— START —

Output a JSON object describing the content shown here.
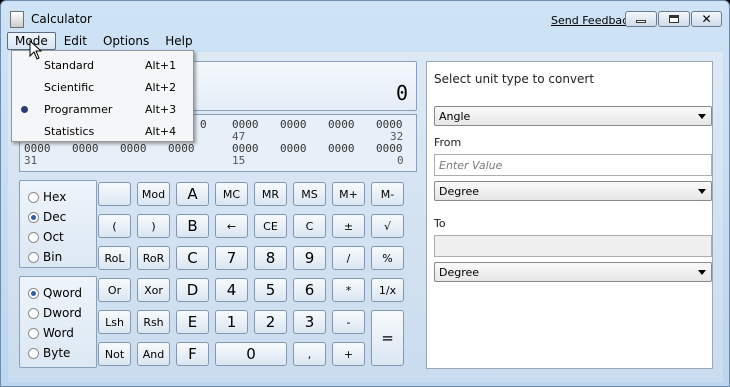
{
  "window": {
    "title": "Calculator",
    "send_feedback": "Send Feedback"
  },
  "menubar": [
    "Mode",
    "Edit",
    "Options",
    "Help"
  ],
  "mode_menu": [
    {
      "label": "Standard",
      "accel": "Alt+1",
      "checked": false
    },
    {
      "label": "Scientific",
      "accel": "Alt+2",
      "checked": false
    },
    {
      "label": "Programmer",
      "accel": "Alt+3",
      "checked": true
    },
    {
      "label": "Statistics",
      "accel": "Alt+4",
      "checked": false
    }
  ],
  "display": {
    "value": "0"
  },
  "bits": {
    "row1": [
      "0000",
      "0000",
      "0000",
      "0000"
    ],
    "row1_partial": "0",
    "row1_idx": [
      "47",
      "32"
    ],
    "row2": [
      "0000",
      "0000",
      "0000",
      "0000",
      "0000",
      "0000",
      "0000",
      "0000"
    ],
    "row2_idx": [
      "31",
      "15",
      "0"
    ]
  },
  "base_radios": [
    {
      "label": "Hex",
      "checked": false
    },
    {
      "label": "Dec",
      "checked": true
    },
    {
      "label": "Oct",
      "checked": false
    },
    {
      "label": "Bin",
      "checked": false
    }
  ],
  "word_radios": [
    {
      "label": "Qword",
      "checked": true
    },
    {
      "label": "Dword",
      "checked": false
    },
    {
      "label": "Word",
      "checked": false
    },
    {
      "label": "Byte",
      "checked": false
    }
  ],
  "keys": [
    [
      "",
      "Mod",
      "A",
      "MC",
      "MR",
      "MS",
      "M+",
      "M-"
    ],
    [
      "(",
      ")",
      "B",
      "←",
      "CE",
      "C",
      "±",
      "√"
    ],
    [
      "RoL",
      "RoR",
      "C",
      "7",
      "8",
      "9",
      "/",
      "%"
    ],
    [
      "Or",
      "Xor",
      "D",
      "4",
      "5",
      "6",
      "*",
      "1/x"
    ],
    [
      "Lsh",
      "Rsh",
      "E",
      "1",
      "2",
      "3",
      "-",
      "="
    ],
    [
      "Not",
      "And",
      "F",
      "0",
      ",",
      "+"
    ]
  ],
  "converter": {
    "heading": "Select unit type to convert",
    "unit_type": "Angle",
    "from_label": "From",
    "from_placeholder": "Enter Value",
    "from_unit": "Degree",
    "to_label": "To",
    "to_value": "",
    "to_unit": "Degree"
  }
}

— END —
— START —

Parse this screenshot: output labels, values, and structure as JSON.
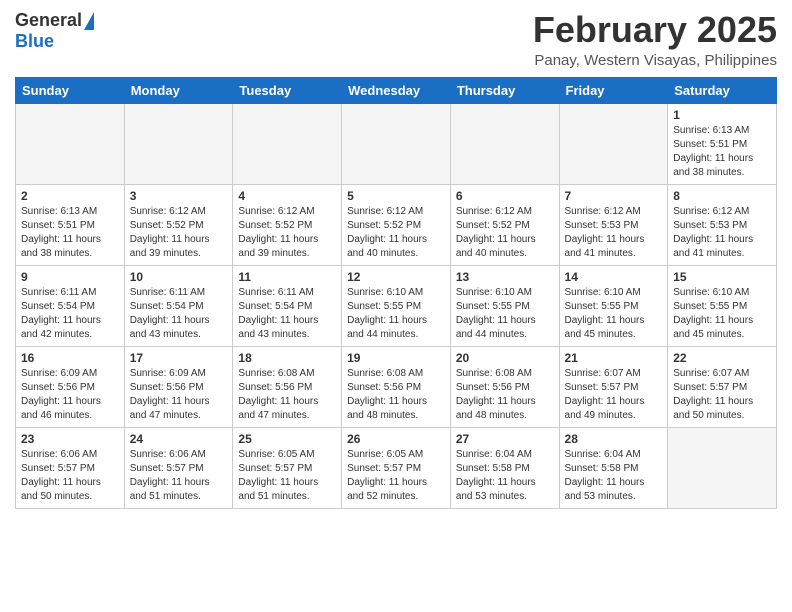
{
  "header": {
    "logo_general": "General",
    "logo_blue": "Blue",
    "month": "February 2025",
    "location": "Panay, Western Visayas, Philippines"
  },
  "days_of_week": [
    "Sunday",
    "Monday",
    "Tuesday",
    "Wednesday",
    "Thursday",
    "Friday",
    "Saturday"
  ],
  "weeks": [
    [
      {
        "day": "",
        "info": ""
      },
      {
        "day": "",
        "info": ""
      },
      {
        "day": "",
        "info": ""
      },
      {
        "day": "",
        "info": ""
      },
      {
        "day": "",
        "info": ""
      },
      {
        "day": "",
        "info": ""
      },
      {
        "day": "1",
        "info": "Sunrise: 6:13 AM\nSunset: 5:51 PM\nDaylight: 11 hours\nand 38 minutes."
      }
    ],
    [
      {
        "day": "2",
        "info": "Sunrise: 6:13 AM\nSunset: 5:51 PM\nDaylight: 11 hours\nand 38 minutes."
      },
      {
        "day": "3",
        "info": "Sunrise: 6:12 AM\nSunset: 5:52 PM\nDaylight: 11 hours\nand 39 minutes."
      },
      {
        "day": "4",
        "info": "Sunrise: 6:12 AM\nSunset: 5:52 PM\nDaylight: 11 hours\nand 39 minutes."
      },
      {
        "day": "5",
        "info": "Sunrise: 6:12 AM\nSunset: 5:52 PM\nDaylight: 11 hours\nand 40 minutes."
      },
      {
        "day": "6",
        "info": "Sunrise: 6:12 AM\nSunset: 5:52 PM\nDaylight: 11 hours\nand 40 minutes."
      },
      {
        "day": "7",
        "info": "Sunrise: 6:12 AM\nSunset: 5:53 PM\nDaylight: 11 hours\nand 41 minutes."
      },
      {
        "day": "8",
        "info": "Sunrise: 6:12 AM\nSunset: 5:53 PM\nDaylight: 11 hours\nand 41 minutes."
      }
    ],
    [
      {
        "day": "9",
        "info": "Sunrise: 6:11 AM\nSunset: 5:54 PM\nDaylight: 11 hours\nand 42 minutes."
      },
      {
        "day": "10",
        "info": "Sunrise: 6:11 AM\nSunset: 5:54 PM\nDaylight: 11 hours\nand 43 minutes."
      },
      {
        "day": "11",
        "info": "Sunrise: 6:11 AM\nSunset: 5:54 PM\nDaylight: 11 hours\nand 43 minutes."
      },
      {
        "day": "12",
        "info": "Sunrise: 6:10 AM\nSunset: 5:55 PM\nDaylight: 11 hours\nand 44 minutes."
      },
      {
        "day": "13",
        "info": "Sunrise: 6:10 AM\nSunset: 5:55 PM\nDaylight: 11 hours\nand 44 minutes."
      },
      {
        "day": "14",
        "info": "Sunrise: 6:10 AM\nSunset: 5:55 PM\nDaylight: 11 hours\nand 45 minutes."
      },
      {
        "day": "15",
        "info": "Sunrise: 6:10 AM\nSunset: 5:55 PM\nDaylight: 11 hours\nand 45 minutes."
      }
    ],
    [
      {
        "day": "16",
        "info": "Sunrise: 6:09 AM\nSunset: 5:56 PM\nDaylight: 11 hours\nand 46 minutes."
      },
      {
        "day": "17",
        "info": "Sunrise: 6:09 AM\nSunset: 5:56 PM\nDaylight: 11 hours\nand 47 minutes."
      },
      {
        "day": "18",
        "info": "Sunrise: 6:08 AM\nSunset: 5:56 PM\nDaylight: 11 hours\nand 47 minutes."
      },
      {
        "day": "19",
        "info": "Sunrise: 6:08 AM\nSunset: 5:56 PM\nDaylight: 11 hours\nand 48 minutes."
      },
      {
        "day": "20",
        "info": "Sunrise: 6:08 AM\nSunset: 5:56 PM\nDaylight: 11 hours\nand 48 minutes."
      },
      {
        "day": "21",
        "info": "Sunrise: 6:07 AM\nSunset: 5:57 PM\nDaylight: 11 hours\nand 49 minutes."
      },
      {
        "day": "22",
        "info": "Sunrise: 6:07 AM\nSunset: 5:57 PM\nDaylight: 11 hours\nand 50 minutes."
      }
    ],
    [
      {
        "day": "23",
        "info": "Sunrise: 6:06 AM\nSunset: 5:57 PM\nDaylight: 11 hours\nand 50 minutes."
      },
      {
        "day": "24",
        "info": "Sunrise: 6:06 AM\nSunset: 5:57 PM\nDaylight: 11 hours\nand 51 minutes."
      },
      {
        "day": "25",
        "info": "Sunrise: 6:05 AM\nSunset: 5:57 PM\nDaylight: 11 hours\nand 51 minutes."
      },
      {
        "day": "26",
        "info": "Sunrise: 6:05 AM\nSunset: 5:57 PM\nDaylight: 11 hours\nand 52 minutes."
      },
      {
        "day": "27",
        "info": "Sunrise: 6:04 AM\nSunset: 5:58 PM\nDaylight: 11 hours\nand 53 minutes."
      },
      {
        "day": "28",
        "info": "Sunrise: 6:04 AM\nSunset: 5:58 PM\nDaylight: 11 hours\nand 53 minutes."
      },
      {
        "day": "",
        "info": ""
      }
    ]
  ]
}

— END —

> Challenge: Calculate how many lines of the material include the string "JSON", and state that number by itself.

> Final result: 2